>> Start

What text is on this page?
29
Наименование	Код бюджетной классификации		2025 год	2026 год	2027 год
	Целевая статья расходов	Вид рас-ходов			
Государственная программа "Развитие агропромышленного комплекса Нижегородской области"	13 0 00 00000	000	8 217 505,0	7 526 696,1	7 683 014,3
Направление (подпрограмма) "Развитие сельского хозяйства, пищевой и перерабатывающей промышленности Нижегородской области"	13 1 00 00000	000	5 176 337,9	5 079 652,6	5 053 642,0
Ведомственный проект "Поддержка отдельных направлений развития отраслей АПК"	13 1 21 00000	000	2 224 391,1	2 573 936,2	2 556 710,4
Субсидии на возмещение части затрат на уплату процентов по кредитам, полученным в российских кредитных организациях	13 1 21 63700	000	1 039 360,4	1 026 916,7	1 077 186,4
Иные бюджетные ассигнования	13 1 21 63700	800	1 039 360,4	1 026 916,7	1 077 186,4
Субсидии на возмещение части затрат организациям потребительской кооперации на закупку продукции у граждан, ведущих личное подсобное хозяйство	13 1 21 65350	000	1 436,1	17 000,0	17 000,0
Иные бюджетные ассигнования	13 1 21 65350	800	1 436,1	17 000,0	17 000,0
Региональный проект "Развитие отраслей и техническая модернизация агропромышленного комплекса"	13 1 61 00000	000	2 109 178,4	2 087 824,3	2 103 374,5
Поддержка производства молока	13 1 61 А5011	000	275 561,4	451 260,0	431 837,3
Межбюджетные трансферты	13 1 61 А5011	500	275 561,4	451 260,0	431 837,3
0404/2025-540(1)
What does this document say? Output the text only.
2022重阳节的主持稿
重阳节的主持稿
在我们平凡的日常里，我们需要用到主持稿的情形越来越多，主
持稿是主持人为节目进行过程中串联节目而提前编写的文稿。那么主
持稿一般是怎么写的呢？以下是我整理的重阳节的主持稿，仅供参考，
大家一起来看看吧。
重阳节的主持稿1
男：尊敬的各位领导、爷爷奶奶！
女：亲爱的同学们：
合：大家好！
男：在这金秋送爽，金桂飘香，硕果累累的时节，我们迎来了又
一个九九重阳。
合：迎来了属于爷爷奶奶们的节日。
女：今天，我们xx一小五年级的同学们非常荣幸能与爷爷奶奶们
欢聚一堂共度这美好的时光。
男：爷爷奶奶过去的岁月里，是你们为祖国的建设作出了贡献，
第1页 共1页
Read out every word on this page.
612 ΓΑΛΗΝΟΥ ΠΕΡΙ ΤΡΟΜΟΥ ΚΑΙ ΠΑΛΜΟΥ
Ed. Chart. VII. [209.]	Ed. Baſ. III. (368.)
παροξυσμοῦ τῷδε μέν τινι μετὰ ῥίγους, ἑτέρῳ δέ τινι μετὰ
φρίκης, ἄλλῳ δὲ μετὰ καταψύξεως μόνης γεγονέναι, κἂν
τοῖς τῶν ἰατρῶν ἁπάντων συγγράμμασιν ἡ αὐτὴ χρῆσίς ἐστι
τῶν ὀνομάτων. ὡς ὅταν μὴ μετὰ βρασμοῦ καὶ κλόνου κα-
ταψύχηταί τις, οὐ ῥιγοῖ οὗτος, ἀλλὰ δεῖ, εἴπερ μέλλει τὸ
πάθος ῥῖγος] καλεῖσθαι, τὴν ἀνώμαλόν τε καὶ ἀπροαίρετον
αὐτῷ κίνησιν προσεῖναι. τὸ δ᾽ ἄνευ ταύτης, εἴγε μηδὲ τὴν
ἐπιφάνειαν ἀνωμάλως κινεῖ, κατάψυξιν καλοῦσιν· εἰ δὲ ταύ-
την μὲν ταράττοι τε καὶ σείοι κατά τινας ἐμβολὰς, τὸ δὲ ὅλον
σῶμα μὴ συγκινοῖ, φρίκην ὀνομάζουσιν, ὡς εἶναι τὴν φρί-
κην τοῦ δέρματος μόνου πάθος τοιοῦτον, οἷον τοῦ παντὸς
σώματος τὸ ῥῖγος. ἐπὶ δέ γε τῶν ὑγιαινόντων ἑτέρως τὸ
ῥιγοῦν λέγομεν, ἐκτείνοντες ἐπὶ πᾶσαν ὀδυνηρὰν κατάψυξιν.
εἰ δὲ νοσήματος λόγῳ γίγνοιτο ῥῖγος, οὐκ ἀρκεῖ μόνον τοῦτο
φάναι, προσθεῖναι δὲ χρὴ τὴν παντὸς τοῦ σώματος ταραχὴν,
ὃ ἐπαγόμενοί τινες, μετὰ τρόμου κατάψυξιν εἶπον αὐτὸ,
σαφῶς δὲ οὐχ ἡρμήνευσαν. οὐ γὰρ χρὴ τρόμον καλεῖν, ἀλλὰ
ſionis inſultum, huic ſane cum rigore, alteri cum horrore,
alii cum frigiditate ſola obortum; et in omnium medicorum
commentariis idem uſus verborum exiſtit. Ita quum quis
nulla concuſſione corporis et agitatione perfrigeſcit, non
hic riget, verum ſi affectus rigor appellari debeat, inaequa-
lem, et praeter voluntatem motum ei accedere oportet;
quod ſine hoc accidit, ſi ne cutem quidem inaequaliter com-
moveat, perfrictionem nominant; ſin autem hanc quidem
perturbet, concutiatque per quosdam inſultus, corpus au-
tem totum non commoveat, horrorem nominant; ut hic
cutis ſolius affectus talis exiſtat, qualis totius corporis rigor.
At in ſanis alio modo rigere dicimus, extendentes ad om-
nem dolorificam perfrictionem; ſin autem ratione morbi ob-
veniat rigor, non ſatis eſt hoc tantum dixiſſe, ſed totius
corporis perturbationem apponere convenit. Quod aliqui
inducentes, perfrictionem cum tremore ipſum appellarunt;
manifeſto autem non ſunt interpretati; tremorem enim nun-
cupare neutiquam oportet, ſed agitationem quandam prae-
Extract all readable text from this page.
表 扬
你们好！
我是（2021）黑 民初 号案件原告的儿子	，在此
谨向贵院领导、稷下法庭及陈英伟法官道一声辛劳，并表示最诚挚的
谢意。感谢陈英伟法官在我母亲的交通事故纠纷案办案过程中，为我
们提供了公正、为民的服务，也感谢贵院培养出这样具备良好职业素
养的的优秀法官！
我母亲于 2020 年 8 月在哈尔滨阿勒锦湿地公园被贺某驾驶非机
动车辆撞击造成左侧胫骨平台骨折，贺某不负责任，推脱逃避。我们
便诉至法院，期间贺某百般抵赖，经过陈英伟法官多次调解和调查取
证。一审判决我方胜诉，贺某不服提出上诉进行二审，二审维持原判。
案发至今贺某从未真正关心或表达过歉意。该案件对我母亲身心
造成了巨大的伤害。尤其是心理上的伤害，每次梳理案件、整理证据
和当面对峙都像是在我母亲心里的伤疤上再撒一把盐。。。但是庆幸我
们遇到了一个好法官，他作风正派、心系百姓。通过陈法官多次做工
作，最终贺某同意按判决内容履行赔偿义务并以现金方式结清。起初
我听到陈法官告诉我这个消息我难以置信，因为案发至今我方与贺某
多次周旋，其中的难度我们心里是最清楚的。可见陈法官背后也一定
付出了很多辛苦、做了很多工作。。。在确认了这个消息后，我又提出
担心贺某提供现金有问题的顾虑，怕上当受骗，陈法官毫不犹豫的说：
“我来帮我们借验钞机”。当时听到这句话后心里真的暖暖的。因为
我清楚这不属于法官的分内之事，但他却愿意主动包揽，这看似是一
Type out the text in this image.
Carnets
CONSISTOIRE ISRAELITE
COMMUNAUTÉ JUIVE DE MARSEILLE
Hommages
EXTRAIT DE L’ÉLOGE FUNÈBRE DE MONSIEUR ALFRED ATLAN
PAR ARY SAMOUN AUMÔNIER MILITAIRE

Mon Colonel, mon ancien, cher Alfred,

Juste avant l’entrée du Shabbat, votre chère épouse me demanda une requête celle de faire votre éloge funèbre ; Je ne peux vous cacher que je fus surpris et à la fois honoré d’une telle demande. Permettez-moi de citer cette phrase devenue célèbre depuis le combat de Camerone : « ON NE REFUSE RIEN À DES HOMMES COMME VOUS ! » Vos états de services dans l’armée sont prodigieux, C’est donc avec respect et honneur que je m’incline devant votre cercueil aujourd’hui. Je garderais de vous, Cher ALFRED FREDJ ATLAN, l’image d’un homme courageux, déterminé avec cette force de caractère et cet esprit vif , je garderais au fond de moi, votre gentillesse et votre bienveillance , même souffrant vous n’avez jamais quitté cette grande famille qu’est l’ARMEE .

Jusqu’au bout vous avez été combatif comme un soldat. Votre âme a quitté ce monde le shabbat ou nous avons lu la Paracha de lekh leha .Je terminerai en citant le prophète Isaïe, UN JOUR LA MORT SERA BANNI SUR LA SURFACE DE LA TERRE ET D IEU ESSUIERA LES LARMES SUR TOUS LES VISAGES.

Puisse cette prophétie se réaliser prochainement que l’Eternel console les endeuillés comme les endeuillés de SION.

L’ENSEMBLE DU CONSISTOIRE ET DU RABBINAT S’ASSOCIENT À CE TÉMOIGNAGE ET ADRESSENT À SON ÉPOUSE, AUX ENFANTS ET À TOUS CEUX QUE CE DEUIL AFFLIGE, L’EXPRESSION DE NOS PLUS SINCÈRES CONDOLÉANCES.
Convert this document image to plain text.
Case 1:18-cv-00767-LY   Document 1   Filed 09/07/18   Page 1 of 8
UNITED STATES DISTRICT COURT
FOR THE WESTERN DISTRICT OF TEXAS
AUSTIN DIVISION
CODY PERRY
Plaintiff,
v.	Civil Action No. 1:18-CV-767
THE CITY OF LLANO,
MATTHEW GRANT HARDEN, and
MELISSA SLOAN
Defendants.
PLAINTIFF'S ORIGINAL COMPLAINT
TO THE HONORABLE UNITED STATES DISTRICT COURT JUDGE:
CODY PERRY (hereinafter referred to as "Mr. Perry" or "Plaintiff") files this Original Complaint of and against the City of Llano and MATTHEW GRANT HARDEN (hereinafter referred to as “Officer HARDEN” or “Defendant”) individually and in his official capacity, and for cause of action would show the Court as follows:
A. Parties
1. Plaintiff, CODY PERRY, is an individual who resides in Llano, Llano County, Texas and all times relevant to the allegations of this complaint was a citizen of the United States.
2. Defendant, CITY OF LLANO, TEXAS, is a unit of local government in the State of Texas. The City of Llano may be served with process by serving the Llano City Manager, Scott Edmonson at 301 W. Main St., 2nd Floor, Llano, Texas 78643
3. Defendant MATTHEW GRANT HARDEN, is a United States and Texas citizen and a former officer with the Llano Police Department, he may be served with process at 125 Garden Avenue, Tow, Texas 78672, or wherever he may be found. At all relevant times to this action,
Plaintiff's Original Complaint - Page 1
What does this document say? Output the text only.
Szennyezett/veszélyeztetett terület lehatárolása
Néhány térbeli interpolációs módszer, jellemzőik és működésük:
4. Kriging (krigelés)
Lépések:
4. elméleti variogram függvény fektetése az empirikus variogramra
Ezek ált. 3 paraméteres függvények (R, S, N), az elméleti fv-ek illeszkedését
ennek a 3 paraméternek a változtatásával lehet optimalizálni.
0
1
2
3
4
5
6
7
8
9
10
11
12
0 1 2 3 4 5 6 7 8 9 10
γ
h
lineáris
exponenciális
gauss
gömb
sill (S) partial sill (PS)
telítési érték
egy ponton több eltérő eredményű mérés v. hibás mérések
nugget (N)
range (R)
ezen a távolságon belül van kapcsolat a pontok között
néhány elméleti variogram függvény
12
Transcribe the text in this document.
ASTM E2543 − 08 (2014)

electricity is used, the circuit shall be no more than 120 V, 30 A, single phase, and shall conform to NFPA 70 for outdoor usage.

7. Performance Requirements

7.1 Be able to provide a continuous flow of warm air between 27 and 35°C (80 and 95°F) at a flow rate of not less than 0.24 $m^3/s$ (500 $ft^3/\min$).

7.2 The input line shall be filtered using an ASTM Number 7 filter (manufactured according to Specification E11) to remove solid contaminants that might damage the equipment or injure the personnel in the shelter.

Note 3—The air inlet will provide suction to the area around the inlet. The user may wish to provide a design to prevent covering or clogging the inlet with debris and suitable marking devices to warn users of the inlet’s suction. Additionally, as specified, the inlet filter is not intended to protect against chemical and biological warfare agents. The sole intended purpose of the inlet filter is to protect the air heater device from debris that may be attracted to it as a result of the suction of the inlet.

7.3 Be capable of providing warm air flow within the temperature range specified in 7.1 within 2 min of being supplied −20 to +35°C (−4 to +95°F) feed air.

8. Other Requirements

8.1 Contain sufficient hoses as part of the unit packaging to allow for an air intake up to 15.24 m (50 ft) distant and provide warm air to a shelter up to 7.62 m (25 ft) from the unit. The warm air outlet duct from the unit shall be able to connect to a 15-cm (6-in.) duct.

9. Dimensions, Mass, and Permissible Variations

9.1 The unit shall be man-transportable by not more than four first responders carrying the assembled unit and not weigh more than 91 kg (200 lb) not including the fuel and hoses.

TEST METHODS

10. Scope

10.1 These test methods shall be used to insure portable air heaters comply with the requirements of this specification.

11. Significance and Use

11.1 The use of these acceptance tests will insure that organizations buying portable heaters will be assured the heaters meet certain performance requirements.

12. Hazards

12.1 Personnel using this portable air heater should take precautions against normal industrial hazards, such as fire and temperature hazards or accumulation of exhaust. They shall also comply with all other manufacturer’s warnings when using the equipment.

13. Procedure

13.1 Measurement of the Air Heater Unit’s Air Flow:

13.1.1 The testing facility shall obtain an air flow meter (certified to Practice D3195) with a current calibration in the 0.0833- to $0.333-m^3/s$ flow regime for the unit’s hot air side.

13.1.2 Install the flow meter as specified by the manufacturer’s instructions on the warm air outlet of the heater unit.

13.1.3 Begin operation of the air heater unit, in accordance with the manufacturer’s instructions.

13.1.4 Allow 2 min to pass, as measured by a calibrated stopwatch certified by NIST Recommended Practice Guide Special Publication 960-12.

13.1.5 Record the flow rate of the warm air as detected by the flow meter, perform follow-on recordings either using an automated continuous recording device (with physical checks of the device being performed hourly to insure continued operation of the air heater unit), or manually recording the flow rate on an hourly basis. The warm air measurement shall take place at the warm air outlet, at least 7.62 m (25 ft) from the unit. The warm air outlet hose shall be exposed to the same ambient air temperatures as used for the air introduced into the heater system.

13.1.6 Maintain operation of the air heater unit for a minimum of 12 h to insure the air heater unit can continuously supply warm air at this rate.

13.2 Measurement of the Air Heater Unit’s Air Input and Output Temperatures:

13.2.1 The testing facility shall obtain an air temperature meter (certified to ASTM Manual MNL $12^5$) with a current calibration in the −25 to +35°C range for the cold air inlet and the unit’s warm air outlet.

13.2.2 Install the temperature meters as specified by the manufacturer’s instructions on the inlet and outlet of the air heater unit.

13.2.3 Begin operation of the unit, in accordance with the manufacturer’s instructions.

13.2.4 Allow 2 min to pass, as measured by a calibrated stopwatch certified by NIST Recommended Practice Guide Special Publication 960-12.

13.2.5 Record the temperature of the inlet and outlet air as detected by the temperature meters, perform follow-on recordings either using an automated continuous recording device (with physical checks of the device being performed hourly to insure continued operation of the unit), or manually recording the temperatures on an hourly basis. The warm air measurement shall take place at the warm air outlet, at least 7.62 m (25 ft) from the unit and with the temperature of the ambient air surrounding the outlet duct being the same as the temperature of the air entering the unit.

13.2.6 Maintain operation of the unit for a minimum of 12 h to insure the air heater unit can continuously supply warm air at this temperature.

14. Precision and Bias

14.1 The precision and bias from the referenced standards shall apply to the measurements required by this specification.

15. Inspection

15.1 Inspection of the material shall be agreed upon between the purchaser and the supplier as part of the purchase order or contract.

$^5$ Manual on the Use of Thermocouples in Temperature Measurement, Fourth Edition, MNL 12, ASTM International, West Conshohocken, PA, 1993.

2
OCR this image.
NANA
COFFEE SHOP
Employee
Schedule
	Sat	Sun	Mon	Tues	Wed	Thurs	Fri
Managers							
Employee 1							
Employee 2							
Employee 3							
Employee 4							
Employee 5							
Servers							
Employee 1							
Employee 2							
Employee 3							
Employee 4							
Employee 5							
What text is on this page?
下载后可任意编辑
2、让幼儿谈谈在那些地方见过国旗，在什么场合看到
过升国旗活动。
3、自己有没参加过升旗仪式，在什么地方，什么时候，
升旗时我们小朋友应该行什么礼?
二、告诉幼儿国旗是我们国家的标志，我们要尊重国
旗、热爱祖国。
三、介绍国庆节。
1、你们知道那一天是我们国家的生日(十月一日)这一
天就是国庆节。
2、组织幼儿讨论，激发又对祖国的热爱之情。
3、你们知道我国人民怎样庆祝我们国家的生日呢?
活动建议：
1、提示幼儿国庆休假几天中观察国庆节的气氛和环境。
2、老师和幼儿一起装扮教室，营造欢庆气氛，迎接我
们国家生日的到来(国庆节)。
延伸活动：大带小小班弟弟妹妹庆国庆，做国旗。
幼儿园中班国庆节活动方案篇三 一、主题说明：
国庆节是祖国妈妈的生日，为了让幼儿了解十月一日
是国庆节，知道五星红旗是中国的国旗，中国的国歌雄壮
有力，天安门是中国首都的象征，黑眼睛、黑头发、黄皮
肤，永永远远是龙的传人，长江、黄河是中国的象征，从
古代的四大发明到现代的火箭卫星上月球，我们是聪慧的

>> End

## [TASK REQUIREMENTS]
Find every line above that contains the word "nominant", and return each one.

## [REPLY]
moveat, perfrictionem nominant; ſin autem hanc quidem
tem totum non commoveat, horrorem nominant; ut hic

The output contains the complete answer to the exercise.